[Figure record listings]
★ ★ ★ ★ ★ ★ ★

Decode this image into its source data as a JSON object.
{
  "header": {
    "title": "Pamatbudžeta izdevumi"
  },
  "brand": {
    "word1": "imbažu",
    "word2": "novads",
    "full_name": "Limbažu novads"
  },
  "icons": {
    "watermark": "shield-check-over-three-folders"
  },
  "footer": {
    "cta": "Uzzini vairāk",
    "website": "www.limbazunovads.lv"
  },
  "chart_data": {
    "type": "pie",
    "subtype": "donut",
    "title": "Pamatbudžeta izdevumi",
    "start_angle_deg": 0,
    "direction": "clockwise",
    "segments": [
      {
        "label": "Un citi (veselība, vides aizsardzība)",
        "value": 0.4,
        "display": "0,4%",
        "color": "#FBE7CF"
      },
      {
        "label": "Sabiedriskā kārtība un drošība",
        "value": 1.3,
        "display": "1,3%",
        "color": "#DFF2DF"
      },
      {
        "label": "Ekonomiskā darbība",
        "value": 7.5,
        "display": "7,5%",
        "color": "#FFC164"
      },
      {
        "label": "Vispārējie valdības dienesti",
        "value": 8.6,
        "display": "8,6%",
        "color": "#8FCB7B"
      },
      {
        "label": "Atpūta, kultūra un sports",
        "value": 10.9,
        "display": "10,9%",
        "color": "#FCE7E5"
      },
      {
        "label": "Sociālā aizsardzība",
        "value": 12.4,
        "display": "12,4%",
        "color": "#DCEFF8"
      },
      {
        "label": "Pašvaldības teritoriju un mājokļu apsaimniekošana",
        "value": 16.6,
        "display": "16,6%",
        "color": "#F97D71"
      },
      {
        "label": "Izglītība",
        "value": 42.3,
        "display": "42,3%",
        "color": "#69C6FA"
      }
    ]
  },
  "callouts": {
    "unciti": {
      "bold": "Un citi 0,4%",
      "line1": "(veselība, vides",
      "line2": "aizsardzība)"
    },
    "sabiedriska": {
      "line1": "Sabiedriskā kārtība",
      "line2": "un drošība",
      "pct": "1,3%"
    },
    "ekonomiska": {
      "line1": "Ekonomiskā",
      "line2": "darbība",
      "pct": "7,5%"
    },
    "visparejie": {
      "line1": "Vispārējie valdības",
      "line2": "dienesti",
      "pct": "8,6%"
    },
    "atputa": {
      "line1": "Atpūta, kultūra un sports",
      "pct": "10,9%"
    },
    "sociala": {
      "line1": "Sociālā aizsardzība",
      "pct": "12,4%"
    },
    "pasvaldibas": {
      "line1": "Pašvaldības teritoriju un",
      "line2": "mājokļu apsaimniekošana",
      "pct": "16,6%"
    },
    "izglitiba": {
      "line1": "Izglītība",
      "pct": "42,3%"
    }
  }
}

★ ★ ★ ★ ★ ★ ★

Which lines hold the word "mājokļu"? Copy every one of them.

        "label": "Pašvaldības teritoriju un mājokļu apsaimniekošana",
      "line2": "mājokļu apsaimniekošana",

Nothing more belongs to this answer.